> **Short exercise**: Under this task are some entries; return every one of them exactly.
------ Record excerpts ------
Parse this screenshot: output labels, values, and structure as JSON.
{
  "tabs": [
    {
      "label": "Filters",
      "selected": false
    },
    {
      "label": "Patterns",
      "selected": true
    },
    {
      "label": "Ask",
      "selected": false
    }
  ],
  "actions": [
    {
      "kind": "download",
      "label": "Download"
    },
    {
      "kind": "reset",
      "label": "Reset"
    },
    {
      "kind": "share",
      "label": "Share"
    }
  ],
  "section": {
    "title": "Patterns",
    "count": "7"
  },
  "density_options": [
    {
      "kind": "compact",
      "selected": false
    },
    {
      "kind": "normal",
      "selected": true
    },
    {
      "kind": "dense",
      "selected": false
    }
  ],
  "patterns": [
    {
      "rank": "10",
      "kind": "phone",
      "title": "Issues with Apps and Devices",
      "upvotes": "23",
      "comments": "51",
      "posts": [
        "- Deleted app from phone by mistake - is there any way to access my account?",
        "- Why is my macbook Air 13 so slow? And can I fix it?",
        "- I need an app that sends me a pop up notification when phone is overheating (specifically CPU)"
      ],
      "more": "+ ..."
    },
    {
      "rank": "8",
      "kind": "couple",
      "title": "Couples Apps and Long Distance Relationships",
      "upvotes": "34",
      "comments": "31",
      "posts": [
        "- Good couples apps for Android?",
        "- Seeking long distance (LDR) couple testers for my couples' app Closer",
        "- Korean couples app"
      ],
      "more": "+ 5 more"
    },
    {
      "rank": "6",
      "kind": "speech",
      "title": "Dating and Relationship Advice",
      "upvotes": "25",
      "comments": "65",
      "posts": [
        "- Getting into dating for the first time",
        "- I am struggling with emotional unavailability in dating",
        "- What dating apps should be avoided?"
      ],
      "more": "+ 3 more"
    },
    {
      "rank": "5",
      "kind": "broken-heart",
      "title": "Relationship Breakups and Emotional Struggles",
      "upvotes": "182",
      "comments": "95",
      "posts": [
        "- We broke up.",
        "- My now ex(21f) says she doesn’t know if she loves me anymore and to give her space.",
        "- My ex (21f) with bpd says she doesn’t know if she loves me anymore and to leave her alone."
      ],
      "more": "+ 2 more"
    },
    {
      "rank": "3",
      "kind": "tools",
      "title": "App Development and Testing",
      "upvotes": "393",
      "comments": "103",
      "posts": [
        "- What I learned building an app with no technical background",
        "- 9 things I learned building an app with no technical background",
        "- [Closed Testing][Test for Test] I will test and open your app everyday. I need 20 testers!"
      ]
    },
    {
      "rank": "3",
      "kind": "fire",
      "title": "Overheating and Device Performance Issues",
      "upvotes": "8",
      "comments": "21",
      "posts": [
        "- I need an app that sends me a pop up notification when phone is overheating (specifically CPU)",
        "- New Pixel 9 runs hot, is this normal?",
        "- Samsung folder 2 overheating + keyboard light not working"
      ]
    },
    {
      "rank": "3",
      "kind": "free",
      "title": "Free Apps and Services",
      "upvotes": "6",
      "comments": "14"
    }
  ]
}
------
> **Complete response**:
Parse this screenshot: output labels, values, and structure as JSON.
{
  "tabs": [
    {
      "label": "Filters",
      "selected": false
    },
    {
      "label": "Patterns",
      "selected": true
    },
    {
      "label": "Ask",
      "selected": false
    }
  ],
  "actions": [
    {
      "kind": "download",
      "label": "Download"
    },
    {
      "kind": "reset",
      "label": "Reset"
    },
    {
      "kind": "share",
      "label": "Share"
    }
  ],
  "section": {
    "title": "Patterns",
    "count": "7"
  },
  "density_options": [
    {
      "kind": "compact",
      "selected": false
    },
    {
      "kind": "normal",
      "selected": true
    },
    {
      "kind": "dense",
      "selected": false
    }
  ],
  "patterns": [
    {
      "rank": "10",
      "kind": "phone",
      "title": "Issues with Apps and Devices",
      "upvotes": "23",
      "comments": "51",
      "posts": [
        "- Deleted app from phone by mistake - is there any way to access my account?",
        "- Why is my macbook Air 13 so slow? And can I fix it?",
        "- I need an app that sends me a pop up notification when phone is overheating (specifically CPU)"
      ],
      "more": "+ ..."
    },
    {
      "rank": "8",
      "kind": "couple",
      "title": "Couples Apps and Long Distance Relationships",
      "upvotes": "34",
      "comments": "31",
      "posts": [
        "- Good couples apps for Android?",
        "- Seeking long distance (LDR) couple testers for my couples' app Closer",
        "- Korean couples app"
      ],
      "more": "+ 5 more"
    },
    {
      "rank": "6",
      "kind": "speech",
      "title": "Dating and Relationship Advice",
      "upvotes": "25",
      "comments": "65",
      "posts": [
        "- Getting into dating for the first time",
        "- I am struggling with emotional unavailability in dating",
        "- What dating apps should be avoided?"
      ],
      "more": "+ 3 more"
    },
    {
      "rank": "5",
      "kind": "broken-heart",
      "title": "Relationship Breakups and Emotional Struggles",
      "upvotes": "182",
      "comments": "95",
      "posts": [
        "- We broke up.",
        "- My now ex(21f) says she doesn’t know if she loves me anymore and to give her space.",
        "- My ex (21f) with bpd says she doesn’t know if she loves me anymore and to leave her alone."
      ],
      "more": "+ 2 more"
    },
    {
      "rank": "3",
      "kind": "tools",
      "title": "App Development and Testing",
      "upvotes": "393",
      "comments": "103",
      "posts": [
        "- What I learned building an app with no technical background",
        "- 9 things I learned building an app with no technical background",
        "- [Closed Testing][Test for Test] I will test and open your app everyday. I need 20 testers!"
      ]
    },
    {
      "rank": "3",
      "kind": "fire",
      "title": "Overheating and Device Performance Issues",
      "upvotes": "8",
      "comments": "21",
      "posts": [
        "- I need an app that sends me a pop up notification when phone is overheating (specifically CPU)",
        "- New Pixel 9 runs hot, is this normal?",
        "- Samsung folder 2 overheating + keyboard light not working"
      ]
    },
    {
      "rank": "3",
      "kind": "free",
      "title": "Free Apps and Services",
      "upvotes": "6",
      "comments": "14"
    }
  ]
}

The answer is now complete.